### Problem
Reproduce the rows verbatim, everything from the first row down to the one containing "task-label-placeholder xyxy=(1116,545,1300,558)", both ends included.
= = = =
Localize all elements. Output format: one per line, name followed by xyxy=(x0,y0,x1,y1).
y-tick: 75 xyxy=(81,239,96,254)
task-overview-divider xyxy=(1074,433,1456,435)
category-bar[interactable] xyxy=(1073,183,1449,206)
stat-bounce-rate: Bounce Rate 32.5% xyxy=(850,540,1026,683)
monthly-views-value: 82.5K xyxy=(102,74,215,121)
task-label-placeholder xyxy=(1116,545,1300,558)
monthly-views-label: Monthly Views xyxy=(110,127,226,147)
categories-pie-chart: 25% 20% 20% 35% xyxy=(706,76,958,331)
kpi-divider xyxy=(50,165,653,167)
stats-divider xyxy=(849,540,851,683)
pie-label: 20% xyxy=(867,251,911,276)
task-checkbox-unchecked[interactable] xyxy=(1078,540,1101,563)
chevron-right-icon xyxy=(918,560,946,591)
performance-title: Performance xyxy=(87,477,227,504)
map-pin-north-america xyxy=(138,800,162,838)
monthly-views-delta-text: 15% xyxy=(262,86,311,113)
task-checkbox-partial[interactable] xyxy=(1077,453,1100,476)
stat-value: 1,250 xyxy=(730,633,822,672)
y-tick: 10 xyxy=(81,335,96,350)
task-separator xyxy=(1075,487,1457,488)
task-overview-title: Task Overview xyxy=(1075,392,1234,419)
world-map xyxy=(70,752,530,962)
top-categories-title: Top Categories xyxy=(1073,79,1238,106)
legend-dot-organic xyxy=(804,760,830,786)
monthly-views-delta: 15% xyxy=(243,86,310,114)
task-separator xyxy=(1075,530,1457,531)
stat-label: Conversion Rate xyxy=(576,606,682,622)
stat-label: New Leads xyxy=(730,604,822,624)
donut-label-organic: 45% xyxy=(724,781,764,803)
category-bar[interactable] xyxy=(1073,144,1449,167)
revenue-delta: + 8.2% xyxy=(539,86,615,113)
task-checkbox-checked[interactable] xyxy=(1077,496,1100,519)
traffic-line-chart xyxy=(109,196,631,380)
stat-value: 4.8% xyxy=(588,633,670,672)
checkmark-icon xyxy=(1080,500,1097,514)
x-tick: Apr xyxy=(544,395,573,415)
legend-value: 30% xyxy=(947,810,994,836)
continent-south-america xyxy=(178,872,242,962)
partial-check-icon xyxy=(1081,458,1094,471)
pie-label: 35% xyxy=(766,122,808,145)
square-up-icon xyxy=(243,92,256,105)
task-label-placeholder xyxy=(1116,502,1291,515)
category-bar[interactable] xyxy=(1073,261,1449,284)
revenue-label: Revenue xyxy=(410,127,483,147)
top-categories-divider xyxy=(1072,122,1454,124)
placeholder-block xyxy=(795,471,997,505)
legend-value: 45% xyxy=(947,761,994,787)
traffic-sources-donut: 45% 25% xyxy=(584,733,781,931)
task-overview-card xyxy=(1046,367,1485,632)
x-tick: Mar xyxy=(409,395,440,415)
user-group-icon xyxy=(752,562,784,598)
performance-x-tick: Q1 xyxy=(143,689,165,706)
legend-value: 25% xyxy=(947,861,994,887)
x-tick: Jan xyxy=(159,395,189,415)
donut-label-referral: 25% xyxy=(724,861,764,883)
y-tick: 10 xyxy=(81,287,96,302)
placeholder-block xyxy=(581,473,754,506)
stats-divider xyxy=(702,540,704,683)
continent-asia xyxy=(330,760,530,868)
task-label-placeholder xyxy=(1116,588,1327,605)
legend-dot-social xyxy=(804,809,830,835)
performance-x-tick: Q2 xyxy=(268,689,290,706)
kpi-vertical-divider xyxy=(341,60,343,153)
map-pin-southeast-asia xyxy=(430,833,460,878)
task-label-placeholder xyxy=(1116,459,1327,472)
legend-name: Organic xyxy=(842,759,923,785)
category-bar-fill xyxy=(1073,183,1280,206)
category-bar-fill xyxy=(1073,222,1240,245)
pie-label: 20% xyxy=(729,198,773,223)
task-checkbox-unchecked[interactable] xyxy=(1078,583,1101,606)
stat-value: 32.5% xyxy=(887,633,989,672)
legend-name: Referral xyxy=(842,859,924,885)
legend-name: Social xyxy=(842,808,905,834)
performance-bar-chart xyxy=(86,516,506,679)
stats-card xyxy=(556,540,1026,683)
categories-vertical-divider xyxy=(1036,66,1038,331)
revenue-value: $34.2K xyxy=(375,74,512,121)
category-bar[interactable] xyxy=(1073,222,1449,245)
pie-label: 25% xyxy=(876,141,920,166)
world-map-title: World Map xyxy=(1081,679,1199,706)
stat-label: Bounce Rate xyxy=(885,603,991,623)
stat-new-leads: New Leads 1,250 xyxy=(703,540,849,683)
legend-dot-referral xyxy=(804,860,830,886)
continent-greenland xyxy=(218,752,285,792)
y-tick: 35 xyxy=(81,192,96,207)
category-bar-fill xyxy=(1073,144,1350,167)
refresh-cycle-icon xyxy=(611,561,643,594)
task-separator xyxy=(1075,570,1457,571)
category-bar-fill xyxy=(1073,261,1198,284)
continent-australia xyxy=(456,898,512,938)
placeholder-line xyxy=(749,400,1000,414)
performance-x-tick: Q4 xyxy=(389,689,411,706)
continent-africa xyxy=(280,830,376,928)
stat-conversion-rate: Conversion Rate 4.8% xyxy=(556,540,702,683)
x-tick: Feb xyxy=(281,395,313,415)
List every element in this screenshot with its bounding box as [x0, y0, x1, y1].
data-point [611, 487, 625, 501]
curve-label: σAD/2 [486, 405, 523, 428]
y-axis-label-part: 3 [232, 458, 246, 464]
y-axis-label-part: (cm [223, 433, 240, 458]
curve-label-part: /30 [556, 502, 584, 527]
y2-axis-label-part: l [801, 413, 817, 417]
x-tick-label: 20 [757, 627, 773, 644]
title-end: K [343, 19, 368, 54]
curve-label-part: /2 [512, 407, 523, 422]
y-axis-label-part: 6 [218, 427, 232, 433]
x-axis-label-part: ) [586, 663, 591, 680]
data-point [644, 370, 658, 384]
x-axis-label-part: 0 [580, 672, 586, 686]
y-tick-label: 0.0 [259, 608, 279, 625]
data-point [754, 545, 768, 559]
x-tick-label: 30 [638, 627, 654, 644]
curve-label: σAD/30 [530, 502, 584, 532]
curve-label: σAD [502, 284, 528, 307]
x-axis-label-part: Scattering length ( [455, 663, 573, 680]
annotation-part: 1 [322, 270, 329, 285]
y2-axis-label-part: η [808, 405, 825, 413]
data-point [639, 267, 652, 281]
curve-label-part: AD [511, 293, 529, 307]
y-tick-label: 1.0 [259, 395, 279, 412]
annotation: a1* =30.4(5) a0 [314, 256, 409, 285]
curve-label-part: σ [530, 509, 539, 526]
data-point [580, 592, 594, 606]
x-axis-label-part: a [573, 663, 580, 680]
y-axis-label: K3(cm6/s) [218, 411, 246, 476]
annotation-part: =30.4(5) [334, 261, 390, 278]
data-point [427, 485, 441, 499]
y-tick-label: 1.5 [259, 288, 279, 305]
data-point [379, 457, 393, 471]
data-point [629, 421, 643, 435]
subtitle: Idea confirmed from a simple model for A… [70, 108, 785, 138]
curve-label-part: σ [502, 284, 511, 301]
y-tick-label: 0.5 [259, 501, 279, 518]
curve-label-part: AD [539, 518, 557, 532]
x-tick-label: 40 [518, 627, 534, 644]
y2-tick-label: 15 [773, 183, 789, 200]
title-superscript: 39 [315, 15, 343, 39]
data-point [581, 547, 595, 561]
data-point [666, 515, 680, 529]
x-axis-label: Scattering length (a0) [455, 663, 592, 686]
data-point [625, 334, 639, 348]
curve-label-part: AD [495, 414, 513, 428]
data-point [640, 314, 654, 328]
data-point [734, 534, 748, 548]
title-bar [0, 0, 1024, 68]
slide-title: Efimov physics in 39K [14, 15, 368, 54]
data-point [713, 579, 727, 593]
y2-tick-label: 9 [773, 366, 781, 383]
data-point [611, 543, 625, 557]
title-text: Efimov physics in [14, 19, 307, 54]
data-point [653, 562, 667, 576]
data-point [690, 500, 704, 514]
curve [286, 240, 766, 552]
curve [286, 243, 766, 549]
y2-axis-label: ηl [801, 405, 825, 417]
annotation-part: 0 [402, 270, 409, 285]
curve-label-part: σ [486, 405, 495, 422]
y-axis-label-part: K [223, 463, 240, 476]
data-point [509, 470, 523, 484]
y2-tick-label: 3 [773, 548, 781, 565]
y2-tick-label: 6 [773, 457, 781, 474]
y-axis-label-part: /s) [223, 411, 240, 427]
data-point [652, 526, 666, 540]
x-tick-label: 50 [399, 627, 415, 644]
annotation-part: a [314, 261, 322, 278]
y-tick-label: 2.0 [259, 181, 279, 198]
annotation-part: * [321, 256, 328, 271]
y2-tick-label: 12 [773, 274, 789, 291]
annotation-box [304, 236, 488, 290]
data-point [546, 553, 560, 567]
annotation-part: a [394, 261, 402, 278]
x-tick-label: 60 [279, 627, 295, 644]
= = = =
### Expected answer
Localize all elements. Output format: one per line, name followed by xyxy=(x0,y0,x1,y1).
y-tick: 75 xyxy=(81,239,96,254)
task-overview-divider xyxy=(1074,433,1456,435)
category-bar[interactable] xyxy=(1073,183,1449,206)
stat-bounce-rate: Bounce Rate 32.5% xyxy=(850,540,1026,683)
monthly-views-value: 82.5K xyxy=(102,74,215,121)
task-label-placeholder xyxy=(1116,545,1300,558)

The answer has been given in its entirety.